→ **What this task involves**
Find the word "admin" in the records below. List each line containing it.

→ **Provided records**
/---
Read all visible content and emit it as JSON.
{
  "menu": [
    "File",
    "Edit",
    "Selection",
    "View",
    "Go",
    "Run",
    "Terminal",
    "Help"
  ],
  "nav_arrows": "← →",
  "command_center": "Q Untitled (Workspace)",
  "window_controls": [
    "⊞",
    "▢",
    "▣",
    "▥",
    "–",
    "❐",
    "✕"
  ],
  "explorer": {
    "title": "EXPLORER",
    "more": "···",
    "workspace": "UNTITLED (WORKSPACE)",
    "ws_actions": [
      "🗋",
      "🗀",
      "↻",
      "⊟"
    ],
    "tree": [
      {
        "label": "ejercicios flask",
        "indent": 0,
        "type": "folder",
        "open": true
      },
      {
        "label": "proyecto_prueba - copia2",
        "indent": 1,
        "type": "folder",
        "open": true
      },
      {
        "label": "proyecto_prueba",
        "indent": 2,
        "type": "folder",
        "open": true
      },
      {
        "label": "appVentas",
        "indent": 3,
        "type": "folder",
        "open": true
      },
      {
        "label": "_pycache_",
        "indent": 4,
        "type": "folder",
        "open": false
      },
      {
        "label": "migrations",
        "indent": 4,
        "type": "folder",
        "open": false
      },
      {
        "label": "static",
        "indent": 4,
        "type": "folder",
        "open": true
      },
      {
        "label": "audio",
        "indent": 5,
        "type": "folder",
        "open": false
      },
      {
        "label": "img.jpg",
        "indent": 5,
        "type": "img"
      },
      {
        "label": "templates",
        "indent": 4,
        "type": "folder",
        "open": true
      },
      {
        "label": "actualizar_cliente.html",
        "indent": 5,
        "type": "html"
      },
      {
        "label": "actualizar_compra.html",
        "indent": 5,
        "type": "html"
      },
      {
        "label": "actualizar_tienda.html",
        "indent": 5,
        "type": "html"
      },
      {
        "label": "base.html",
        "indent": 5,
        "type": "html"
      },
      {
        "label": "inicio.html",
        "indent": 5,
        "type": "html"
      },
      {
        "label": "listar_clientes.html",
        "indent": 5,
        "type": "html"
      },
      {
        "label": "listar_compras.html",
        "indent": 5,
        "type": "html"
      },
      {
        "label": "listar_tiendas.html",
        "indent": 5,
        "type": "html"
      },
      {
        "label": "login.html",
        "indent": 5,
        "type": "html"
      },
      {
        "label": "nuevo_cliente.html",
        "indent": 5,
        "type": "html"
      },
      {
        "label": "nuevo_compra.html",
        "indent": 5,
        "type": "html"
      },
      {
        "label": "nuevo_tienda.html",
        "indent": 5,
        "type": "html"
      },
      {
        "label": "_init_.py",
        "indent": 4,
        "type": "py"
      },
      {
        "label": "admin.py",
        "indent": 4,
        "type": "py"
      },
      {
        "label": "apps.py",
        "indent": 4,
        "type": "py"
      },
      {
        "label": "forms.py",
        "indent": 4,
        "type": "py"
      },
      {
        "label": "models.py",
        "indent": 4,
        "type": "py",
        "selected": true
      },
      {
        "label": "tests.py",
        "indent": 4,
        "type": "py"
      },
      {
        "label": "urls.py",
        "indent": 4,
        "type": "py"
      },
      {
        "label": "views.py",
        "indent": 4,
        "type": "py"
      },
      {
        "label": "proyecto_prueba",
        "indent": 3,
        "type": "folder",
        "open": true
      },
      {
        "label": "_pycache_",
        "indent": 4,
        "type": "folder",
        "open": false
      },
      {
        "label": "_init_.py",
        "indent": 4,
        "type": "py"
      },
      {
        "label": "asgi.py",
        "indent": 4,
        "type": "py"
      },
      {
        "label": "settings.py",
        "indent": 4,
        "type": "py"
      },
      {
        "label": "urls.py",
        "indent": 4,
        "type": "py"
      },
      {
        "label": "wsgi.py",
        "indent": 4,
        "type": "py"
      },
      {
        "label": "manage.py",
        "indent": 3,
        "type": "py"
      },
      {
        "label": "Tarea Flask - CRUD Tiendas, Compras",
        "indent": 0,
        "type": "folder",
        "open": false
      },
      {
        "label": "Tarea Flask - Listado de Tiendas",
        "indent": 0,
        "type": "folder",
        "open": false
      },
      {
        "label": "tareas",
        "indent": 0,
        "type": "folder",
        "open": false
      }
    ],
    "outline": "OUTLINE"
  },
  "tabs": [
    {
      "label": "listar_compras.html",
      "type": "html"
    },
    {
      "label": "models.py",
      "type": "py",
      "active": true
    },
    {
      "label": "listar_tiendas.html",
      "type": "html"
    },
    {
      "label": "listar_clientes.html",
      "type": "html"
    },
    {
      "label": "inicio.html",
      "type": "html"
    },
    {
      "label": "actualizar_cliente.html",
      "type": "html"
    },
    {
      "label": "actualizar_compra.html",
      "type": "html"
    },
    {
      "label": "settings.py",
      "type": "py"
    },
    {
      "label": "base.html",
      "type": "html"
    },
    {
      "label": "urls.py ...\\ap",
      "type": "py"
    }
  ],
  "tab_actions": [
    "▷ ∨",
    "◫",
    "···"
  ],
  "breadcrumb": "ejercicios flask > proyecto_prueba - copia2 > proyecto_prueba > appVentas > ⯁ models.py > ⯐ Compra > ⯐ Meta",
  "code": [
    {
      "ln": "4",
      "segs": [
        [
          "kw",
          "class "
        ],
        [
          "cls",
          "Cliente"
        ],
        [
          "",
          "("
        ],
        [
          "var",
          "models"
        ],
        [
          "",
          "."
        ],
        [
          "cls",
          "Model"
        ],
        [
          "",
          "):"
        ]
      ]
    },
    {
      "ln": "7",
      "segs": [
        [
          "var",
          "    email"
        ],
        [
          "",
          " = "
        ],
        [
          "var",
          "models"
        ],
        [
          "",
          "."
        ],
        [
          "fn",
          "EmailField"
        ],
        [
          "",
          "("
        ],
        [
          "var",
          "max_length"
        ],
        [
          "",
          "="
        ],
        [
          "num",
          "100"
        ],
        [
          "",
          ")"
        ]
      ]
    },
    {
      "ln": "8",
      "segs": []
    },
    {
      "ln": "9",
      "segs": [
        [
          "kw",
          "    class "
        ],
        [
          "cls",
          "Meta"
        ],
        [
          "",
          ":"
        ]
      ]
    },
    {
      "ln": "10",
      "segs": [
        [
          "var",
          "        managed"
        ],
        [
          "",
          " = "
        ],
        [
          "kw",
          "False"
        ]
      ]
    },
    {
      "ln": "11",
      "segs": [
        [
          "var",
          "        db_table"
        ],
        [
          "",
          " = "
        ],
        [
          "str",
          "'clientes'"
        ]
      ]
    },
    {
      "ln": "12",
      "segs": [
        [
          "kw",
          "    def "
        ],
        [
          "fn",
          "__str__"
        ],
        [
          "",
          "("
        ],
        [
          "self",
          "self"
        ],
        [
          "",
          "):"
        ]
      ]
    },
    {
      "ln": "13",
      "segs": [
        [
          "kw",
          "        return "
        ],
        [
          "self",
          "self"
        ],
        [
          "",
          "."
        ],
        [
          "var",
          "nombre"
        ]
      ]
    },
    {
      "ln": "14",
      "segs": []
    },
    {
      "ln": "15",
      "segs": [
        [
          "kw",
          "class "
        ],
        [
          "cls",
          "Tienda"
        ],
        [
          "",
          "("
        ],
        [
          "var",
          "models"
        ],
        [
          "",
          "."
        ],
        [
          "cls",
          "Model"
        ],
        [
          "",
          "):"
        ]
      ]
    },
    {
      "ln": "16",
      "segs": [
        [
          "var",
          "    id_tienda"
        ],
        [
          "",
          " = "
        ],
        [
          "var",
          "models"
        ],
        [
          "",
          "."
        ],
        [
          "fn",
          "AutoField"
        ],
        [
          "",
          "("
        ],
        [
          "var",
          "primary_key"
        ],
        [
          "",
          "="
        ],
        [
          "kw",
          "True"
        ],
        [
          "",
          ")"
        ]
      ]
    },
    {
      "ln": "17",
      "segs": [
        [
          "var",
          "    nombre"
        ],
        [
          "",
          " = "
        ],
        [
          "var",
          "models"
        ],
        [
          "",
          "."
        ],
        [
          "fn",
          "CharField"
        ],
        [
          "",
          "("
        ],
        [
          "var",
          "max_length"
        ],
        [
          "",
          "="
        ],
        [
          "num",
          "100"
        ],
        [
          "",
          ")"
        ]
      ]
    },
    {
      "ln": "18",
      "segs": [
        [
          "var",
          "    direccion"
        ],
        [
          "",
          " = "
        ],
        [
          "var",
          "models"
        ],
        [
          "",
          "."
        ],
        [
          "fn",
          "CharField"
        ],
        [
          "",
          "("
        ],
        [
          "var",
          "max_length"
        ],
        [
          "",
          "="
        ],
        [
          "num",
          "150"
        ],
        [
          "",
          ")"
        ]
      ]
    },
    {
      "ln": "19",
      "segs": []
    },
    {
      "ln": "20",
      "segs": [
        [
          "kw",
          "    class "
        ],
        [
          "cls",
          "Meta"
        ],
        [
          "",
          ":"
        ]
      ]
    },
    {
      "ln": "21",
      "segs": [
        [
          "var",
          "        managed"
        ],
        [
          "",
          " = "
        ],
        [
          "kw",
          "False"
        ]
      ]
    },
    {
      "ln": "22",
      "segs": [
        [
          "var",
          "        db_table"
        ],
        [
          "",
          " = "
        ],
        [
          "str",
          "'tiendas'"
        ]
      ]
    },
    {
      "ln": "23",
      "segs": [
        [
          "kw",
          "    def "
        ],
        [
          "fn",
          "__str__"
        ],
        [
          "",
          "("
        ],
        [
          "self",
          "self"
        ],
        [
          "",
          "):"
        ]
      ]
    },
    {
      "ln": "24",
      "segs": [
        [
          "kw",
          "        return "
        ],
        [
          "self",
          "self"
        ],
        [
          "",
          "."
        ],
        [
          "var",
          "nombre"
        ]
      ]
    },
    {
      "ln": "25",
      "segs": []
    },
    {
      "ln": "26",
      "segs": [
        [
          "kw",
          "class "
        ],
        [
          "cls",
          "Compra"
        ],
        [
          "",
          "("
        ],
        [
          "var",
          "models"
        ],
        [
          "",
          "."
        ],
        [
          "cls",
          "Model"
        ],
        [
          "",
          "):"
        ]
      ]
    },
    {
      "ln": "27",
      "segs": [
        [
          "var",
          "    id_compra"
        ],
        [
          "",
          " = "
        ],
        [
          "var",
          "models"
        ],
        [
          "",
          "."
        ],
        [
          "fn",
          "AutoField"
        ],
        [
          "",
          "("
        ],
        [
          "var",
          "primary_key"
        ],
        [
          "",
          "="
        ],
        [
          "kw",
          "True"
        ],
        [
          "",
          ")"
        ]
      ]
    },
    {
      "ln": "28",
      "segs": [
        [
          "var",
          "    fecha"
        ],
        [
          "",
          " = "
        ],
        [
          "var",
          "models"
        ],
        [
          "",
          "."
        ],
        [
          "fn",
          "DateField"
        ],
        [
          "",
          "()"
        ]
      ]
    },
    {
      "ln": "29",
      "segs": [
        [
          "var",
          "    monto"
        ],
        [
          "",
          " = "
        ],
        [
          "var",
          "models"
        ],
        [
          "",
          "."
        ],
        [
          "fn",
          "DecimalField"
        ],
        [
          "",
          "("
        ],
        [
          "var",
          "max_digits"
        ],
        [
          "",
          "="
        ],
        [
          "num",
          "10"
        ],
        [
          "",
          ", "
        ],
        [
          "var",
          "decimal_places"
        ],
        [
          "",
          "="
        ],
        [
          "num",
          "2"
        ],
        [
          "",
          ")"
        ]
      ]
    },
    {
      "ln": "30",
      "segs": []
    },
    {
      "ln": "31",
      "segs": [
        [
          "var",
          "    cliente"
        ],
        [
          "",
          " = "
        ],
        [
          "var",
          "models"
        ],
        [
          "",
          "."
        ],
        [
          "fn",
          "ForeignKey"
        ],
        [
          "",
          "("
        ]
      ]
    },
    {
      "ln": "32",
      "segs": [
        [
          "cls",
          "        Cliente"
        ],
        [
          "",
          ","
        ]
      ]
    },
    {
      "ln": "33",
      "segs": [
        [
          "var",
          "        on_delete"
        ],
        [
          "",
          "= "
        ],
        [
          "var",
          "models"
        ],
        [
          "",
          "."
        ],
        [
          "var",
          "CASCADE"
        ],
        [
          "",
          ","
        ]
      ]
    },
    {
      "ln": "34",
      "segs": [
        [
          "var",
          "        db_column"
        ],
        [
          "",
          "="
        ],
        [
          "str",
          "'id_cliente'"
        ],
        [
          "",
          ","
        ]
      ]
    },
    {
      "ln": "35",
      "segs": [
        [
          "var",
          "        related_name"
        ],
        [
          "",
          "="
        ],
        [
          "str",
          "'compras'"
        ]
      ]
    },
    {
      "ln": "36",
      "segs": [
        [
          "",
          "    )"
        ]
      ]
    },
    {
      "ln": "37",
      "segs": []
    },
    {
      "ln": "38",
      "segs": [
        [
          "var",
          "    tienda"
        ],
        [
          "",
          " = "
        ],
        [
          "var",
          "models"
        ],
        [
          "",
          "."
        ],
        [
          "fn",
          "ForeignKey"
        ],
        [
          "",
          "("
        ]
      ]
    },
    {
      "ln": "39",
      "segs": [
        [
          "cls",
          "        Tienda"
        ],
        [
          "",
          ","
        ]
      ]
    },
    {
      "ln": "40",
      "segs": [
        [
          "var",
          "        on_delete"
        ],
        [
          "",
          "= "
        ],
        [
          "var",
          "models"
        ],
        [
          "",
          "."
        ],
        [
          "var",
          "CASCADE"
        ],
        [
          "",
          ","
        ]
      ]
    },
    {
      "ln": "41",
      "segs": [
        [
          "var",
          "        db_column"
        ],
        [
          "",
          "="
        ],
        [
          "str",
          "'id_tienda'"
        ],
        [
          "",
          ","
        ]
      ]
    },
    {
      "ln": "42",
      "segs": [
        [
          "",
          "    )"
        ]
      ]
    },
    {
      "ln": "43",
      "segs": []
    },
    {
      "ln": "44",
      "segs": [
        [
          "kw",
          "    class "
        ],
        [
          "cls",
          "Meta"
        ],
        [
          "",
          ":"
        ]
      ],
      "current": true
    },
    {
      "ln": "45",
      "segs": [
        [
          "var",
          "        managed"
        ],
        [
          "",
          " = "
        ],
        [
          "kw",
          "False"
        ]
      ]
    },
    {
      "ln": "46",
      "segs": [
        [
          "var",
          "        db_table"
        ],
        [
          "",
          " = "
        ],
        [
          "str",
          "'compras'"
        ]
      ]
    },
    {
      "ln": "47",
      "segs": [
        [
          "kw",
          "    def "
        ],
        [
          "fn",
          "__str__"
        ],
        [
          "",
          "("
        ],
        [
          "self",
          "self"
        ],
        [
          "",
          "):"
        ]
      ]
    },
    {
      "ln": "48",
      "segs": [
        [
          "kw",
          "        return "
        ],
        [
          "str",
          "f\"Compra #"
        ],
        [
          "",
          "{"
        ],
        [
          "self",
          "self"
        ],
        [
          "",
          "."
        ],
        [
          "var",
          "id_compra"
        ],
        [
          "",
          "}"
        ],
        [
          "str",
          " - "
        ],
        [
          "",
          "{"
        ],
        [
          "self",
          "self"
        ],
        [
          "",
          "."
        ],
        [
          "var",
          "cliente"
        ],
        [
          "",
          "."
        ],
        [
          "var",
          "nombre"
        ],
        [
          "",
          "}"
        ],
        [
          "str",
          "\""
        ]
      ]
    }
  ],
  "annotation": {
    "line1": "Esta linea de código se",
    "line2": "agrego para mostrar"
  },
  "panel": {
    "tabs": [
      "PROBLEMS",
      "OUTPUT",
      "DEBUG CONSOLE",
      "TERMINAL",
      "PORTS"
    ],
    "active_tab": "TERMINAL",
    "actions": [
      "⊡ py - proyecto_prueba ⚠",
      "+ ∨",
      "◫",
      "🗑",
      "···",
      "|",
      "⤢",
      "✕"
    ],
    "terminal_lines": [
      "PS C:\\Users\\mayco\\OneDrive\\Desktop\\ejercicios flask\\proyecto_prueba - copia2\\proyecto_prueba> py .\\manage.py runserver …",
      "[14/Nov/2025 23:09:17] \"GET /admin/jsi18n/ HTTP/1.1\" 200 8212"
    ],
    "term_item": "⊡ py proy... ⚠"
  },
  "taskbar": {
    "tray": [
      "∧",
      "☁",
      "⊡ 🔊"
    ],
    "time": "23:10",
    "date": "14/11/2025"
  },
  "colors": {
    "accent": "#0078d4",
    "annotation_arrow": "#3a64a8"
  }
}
\---
→ **Result**
        "label": "admin.py",
      "[14/Nov/2025 23:09:17] \"GET /admin/jsi18n/ HTTP/1.1\" 200 8212"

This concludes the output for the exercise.